TASK BRIEF:
Omit all images. Transcribe the rest of the material below exactly.

+++

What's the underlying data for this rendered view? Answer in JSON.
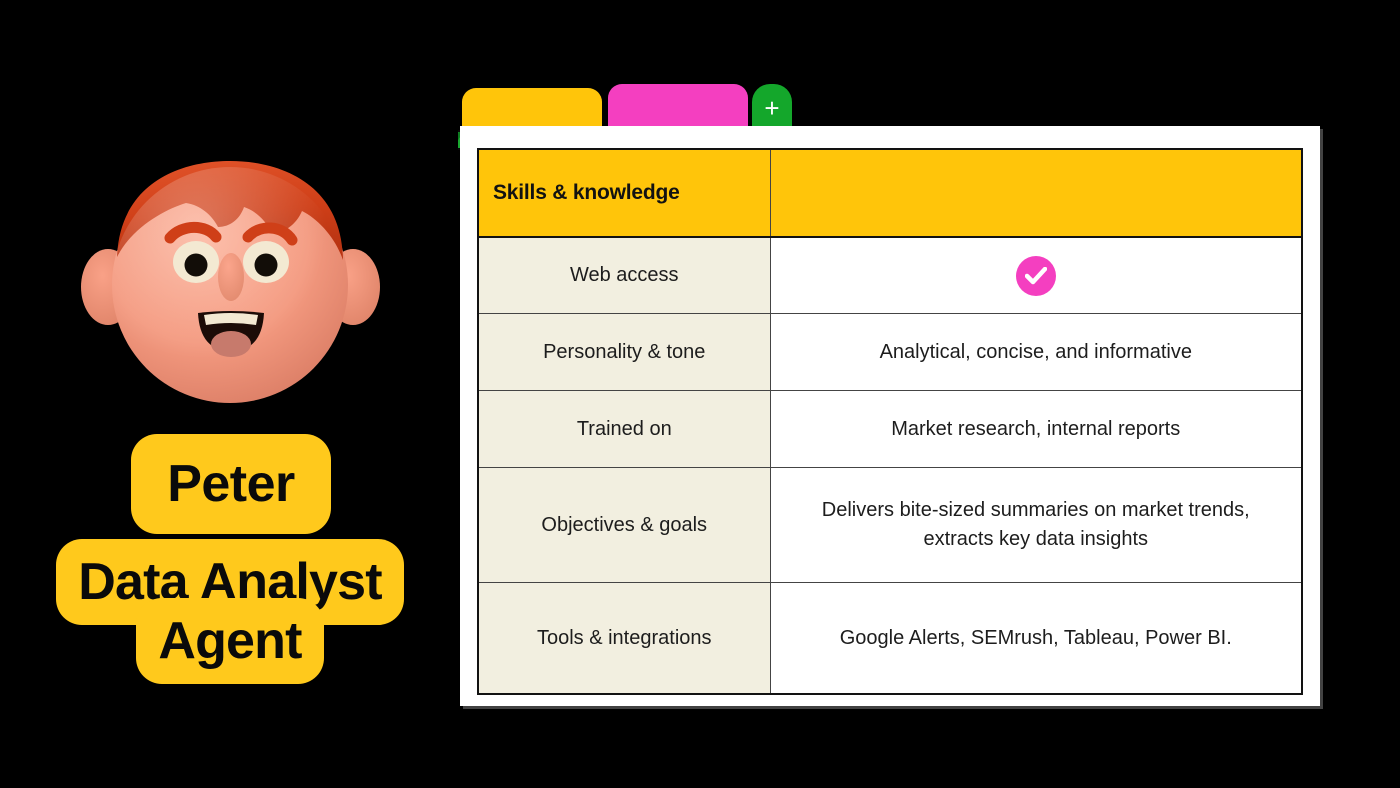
{
  "theme": {
    "background": "#000000",
    "yellow": "#FFC91C",
    "tab_yellow": "#FFC50A",
    "pink": "#F43FC0",
    "green": "#1AA830",
    "beige": "#F2EFE0",
    "card_white": "#FFFFFF",
    "text_dark": "#121212"
  },
  "persona": {
    "name": "Peter",
    "role": "Data Analyst Agent",
    "avatar_alt": "3D cartoon avatar of a smiling person with red hair"
  },
  "browser": {
    "tabs": [
      {
        "id": "tab-1",
        "label": "",
        "color": "#FFC50A",
        "active": false
      },
      {
        "id": "tab-2",
        "label": "",
        "color": "#F43FC0",
        "active": true
      }
    ],
    "new_tab_label": "+"
  },
  "table": {
    "header": {
      "label_column": "Skills & knowledge",
      "value_column": ""
    },
    "rows": [
      {
        "label": "Web access",
        "value": "",
        "value_type": "check",
        "check_label": "Enabled"
      },
      {
        "label": "Personality & tone",
        "value": "Analytical, concise, and informative",
        "value_type": "text"
      },
      {
        "label": "Trained on",
        "value": "Market research, internal reports",
        "value_type": "text"
      },
      {
        "label": "Objectives & goals",
        "value": "Delivers bite-sized summaries on market trends, extracts key data insights",
        "value_type": "text"
      },
      {
        "label": "Tools & integrations",
        "value": "Google Alerts, SEMrush, Tableau, Power BI.",
        "value_type": "text"
      }
    ]
  }
}
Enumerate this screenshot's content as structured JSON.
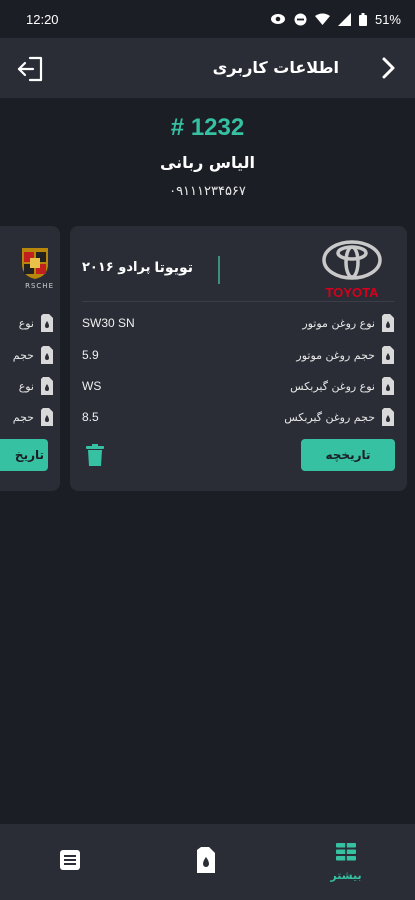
{
  "status_bar": {
    "time": "12:20",
    "battery": "51%"
  },
  "app_bar": {
    "title": "اطلاعات کاربری"
  },
  "profile": {
    "id": "# 1232",
    "name": "الیاس ربانی",
    "phone": "۰۹۱۱۱۲۳۴۵۶۷"
  },
  "cars": [
    {
      "brand": "تویوتا",
      "model": "پرادو ۲۰۱۶",
      "logo_text": "TOYOTA",
      "specs": [
        {
          "label": "نوع روغن موتور",
          "value": "SW30 SN"
        },
        {
          "label": "حجم روغن موتور",
          "value": "5.9"
        },
        {
          "label": "نوع روغن گیربکس",
          "value": "WS"
        },
        {
          "label": "حجم روغن گیربکس",
          "value": "8.5"
        }
      ],
      "history_label": "تاریخچه"
    },
    {
      "logo_text": "RSCHE",
      "specs": [
        {
          "label": "نوع"
        },
        {
          "label": "حجم"
        },
        {
          "label": "نوع"
        },
        {
          "label": "حجم"
        }
      ],
      "history_label": "تاریخ"
    }
  ],
  "bottom_nav": {
    "items": [
      {
        "icon": "list-icon"
      },
      {
        "icon": "oil-can-icon"
      },
      {
        "icon": "grid-icon",
        "label": "بیشتر"
      }
    ]
  },
  "colors": {
    "accent": "#36c2a2",
    "surface": "#2a2d36",
    "background": "#1c1e26",
    "toyota_red": "#d6001c"
  }
}
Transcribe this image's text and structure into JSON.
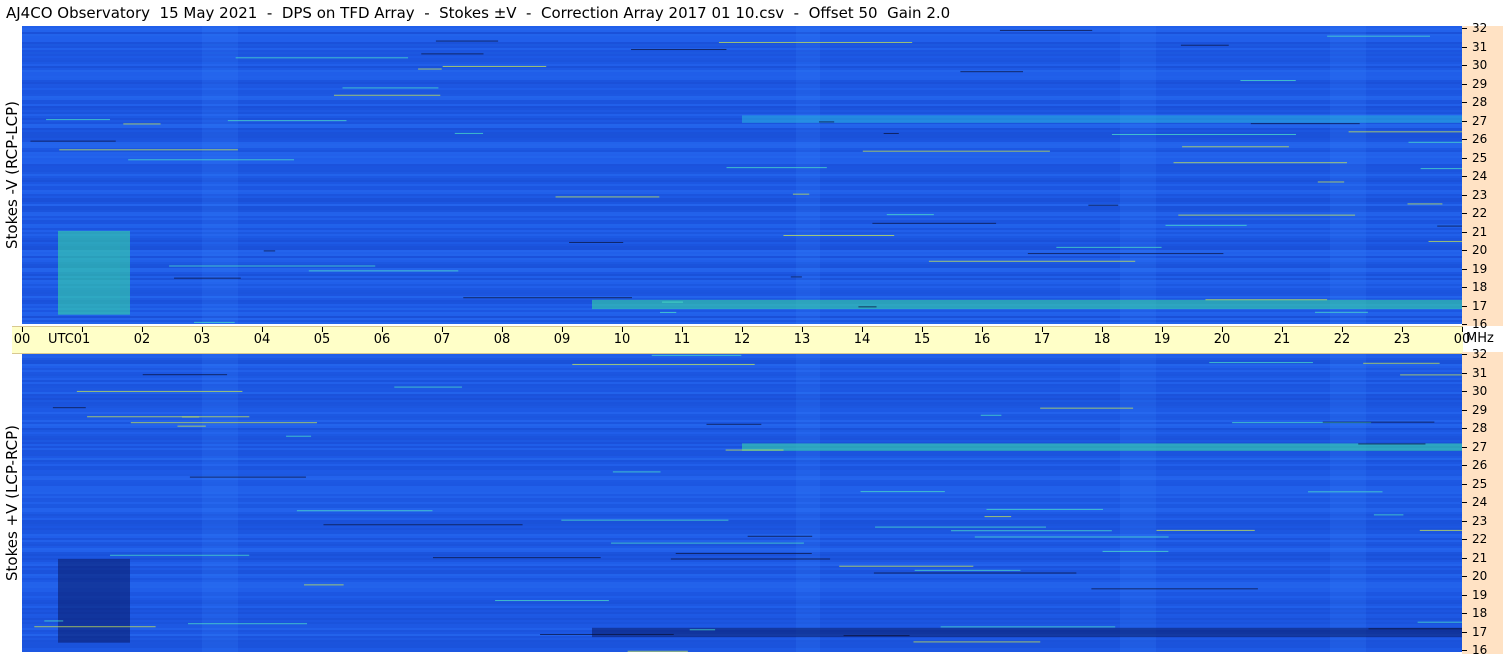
{
  "title": "AJ4CO Observatory  15 May 2021  -  DPS on TFD Array  -  Stokes ±V  -  Correction Array 2017 01 10.csv  -  Offset 50  Gain 2.0",
  "colors": {
    "background": "#1e5be8",
    "time_axis": "#ffffc8",
    "freq_axis": "#ffe2c4"
  },
  "chart_data": [
    {
      "type": "heatmap",
      "ylabel": "Stokes -V (RCP-LCP)",
      "x_ticks": [
        "00",
        "01",
        "02",
        "03",
        "04",
        "05",
        "06",
        "07",
        "08",
        "09",
        "10",
        "11",
        "12",
        "13",
        "14",
        "15",
        "16",
        "17",
        "18",
        "19",
        "20",
        "21",
        "22",
        "23",
        "00"
      ],
      "x_unit": "UTC",
      "xlim": [
        0,
        24
      ],
      "y_ticks": [
        16,
        17,
        18,
        19,
        20,
        21,
        22,
        23,
        24,
        25,
        26,
        27,
        28,
        29,
        30,
        31,
        32
      ],
      "y_unit": "MHz",
      "ylim": [
        16,
        32
      ],
      "features": [
        {
          "t_start": 0.6,
          "t_end": 1.8,
          "f_low": 16.5,
          "f_high": 21.0,
          "intensity": "high"
        },
        {
          "t_start": 9.5,
          "t_end": 24.0,
          "f_low": 16.8,
          "f_high": 17.3,
          "intensity": "high"
        },
        {
          "t_start": 12.0,
          "t_end": 24.0,
          "f_low": 26.8,
          "f_high": 27.2,
          "intensity": "medium"
        }
      ]
    },
    {
      "type": "heatmap",
      "ylabel": "Stokes +V (LCP-RCP)",
      "x_ticks": [
        "00",
        "01",
        "02",
        "03",
        "04",
        "05",
        "06",
        "07",
        "08",
        "09",
        "10",
        "11",
        "12",
        "13",
        "14",
        "15",
        "16",
        "17",
        "18",
        "19",
        "20",
        "21",
        "22",
        "23",
        "00"
      ],
      "x_unit": "UTC",
      "xlim": [
        0,
        24
      ],
      "y_ticks": [
        16,
        17,
        18,
        19,
        20,
        21,
        22,
        23,
        24,
        25,
        26,
        27,
        28,
        29,
        30,
        31,
        32
      ],
      "y_unit": "MHz",
      "ylim": [
        16,
        32
      ],
      "features": [
        {
          "t_start": 0.6,
          "t_end": 1.8,
          "f_low": 16.5,
          "f_high": 21.0,
          "intensity": "low"
        },
        {
          "t_start": 9.5,
          "t_end": 24.0,
          "f_low": 16.8,
          "f_high": 17.3,
          "intensity": "low"
        },
        {
          "t_start": 12.0,
          "t_end": 24.0,
          "f_low": 26.8,
          "f_high": 27.2,
          "intensity": "high"
        }
      ]
    }
  ]
}
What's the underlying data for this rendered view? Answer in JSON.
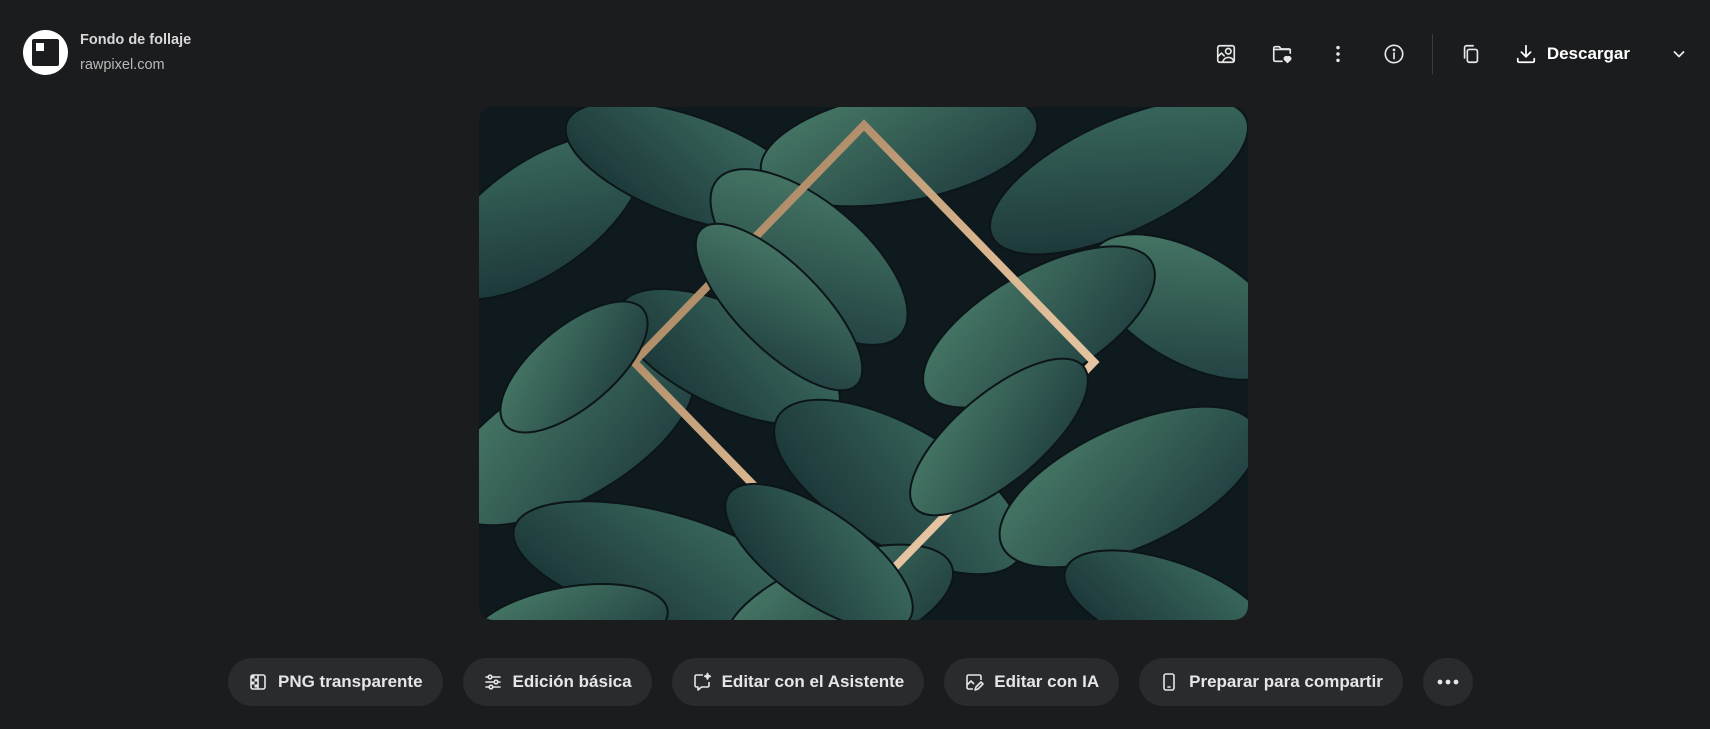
{
  "header": {
    "title": "Fondo de follaje",
    "source": "rawpixel.com",
    "download_label": "Descargar",
    "icons": [
      "user-image-icon",
      "folder-heart-icon",
      "more-vertical-icon",
      "info-icon",
      "copy-icon",
      "download-icon",
      "chevron-down-icon"
    ]
  },
  "preview": {
    "colors": {
      "background": "#0f1a1f",
      "leaf_dark": "#1d3a3c",
      "leaf_mid": "#2e5a55",
      "leaf_light": "#4a7d6a",
      "frame_gold": "#c9a47c"
    }
  },
  "actions": {
    "items": [
      {
        "label": "PNG transparente",
        "icon": "transparent-png-icon"
      },
      {
        "label": "Edición básica",
        "icon": "sliders-icon"
      },
      {
        "label": "Editar con el Asistente",
        "icon": "chat-sparkle-icon"
      },
      {
        "label": "Editar con IA",
        "icon": "image-edit-icon"
      },
      {
        "label": "Preparar para compartir",
        "icon": "phone-icon"
      }
    ],
    "more_icon": "more-horizontal-icon"
  },
  "colors": {
    "page_bg": "#1b1c1e",
    "pill_bg": "#2a2b2e",
    "text": "#e6e6e6"
  }
}
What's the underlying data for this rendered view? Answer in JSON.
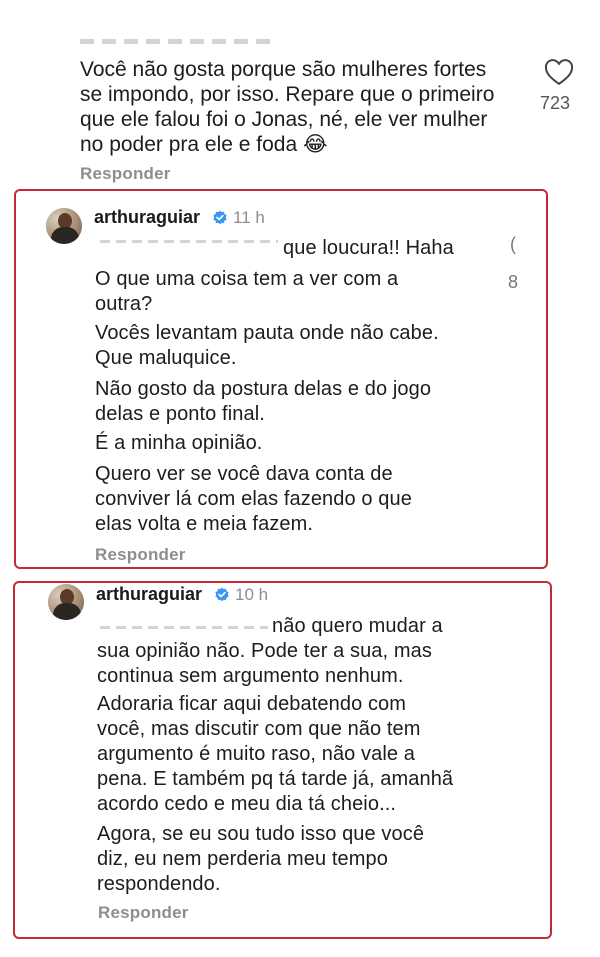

+++

CORRECT RESPONSE:
What's the underlying data for this rendered view? Answer in JSON.
{
  "theme": {
    "background": "#000000",
    "yellow": "#FFC91C",
    "tab_yellow": "#FFC50A",
    "pink": "#F43FC0",
    "green": "#1AA830",
    "beige": "#F2EFE0",
    "card_white": "#FFFFFF",
    "text_dark": "#121212"
  },
  "persona": {
    "name": "Peter",
    "role": "Data Analyst Agent",
    "avatar_alt": "3D cartoon avatar of a smiling person with red hair"
  },
  "browser": {
    "tabs": [
      {
        "id": "tab-1",
        "label": "",
        "color": "#FFC50A",
        "active": false
      },
      {
        "id": "tab-2",
        "label": "",
        "color": "#F43FC0",
        "active": true
      }
    ],
    "new_tab_label": "+"
  },
  "table": {
    "header": {
      "label_column": "Skills & knowledge",
      "value_column": ""
    },
    "rows": [
      {
        "label": "Web access",
        "value": "",
        "value_type": "check",
        "check_label": "Enabled"
      },
      {
        "label": "Personality & tone",
        "value": "Analytical, concise, and informative",
        "value_type": "text"
      },
      {
        "label": "Trained on",
        "value": "Market research, internal reports",
        "value_type": "text"
      },
      {
        "label": "Objectives & goals",
        "value": "Delivers bite-sized summaries on market trends, extracts key data insights",
        "value_type": "text"
      },
      {
        "label": "Tools & integrations",
        "value": "Google Alerts, SEMrush, Tableau, Power BI.",
        "value_type": "text"
      }
    ]
  }
}
Enumerate this screenshot's content as structured JSON.
{
  "status_bar": {
    "time": "12:20",
    "battery": "51%"
  },
  "app_bar": {
    "title": "اطلاعات کاربری"
  },
  "profile": {
    "id": "# 1232",
    "name": "الیاس ربانی",
    "phone": "۰۹۱۱۱۲۳۴۵۶۷"
  },
  "cars": [
    {
      "brand": "تویوتا",
      "model": "پرادو ۲۰۱۶",
      "logo_text": "TOYOTA",
      "specs": [
        {
          "label": "نوع روغن موتور",
          "value": "SW30 SN"
        },
        {
          "label": "حجم روغن موتور",
          "value": "5.9"
        },
        {
          "label": "نوع روغن گیربکس",
          "value": "WS"
        },
        {
          "label": "حجم روغن گیربکس",
          "value": "8.5"
        }
      ],
      "history_label": "تاریخچه"
    },
    {
      "logo_text": "RSCHE",
      "specs": [
        {
          "label": "نوع"
        },
        {
          "label": "حجم"
        },
        {
          "label": "نوع"
        },
        {
          "label": "حجم"
        }
      ],
      "history_label": "تاریخ"
    }
  ],
  "bottom_nav": {
    "items": [
      {
        "icon": "list-icon"
      },
      {
        "icon": "oil-can-icon"
      },
      {
        "icon": "grid-icon",
        "label": "بیشتر"
      }
    ]
  },
  "colors": {
    "accent": "#36c2a2",
    "surface": "#2a2d36",
    "background": "#1c1e26",
    "toyota_red": "#d6001c"
  }
}
Transcribe this image's text and structure into JSON.
{
  "title": "AJ4CO Observatory  15 May 2021  -  DPS on TFD Array  -  Stokes ±V  -  Correction Array 2017 01 10.csv  -  Offset 50  Gain 2.0",
  "colors": {
    "background": "#1e5be8",
    "time_axis": "#ffffc8",
    "freq_axis": "#ffe2c4"
  },
  "chart_data": [
    {
      "type": "heatmap",
      "ylabel": "Stokes -V (RCP-LCP)",
      "x_ticks": [
        "00",
        "01",
        "02",
        "03",
        "04",
        "05",
        "06",
        "07",
        "08",
        "09",
        "10",
        "11",
        "12",
        "13",
        "14",
        "15",
        "16",
        "17",
        "18",
        "19",
        "20",
        "21",
        "22",
        "23",
        "00"
      ],
      "x_unit": "UTC",
      "xlim": [
        0,
        24
      ],
      "y_ticks": [
        16,
        17,
        18,
        19,
        20,
        21,
        22,
        23,
        24,
        25,
        26,
        27,
        28,
        29,
        30,
        31,
        32
      ],
      "y_unit": "MHz",
      "ylim": [
        16,
        32
      ],
      "features": [
        {
          "t_start": 0.6,
          "t_end": 1.8,
          "f_low": 16.5,
          "f_high": 21.0,
          "intensity": "high"
        },
        {
          "t_start": 9.5,
          "t_end": 24.0,
          "f_low": 16.8,
          "f_high": 17.3,
          "intensity": "high"
        },
        {
          "t_start": 12.0,
          "t_end": 24.0,
          "f_low": 26.8,
          "f_high": 27.2,
          "intensity": "medium"
        }
      ]
    },
    {
      "type": "heatmap",
      "ylabel": "Stokes +V (LCP-RCP)",
      "x_ticks": [
        "00",
        "01",
        "02",
        "03",
        "04",
        "05",
        "06",
        "07",
        "08",
        "09",
        "10",
        "11",
        "12",
        "13",
        "14",
        "15",
        "16",
        "17",
        "18",
        "19",
        "20",
        "21",
        "22",
        "23",
        "00"
      ],
      "x_unit": "UTC",
      "xlim": [
        0,
        24
      ],
      "y_ticks": [
        16,
        17,
        18,
        19,
        20,
        21,
        22,
        23,
        24,
        25,
        26,
        27,
        28,
        29,
        30,
        31,
        32
      ],
      "y_unit": "MHz",
      "ylim": [
        16,
        32
      ],
      "features": [
        {
          "t_start": 0.6,
          "t_end": 1.8,
          "f_low": 16.5,
          "f_high": 21.0,
          "intensity": "low"
        },
        {
          "t_start": 9.5,
          "t_end": 24.0,
          "f_low": 16.8,
          "f_high": 17.3,
          "intensity": "low"
        },
        {
          "t_start": 12.0,
          "t_end": 24.0,
          "f_low": 26.8,
          "f_high": 27.2,
          "intensity": "high"
        }
      ]
    }
  ]
}
What's the underlying data for this rendered view? Answer in JSON.
{
  "header": {
    "title": "Fondo de follaje",
    "source": "rawpixel.com",
    "download_label": "Descargar",
    "icons": [
      "user-image-icon",
      "folder-heart-icon",
      "more-vertical-icon",
      "info-icon",
      "copy-icon",
      "download-icon",
      "chevron-down-icon"
    ]
  },
  "preview": {
    "colors": {
      "background": "#0f1a1f",
      "leaf_dark": "#1d3a3c",
      "leaf_mid": "#2e5a55",
      "leaf_light": "#4a7d6a",
      "frame_gold": "#c9a47c"
    }
  },
  "actions": {
    "items": [
      {
        "label": "PNG transparente",
        "icon": "transparent-png-icon"
      },
      {
        "label": "Edición básica",
        "icon": "sliders-icon"
      },
      {
        "label": "Editar con el Asistente",
        "icon": "chat-sparkle-icon"
      },
      {
        "label": "Editar con IA",
        "icon": "image-edit-icon"
      },
      {
        "label": "Preparar para compartir",
        "icon": "phone-icon"
      }
    ],
    "more_icon": "more-horizontal-icon"
  },
  "colors": {
    "page_bg": "#1b1c1e",
    "pill_bg": "#2a2b2e",
    "text": "#e6e6e6"
  }
}
What's the underlying data for this rendered view? Answer in JSON.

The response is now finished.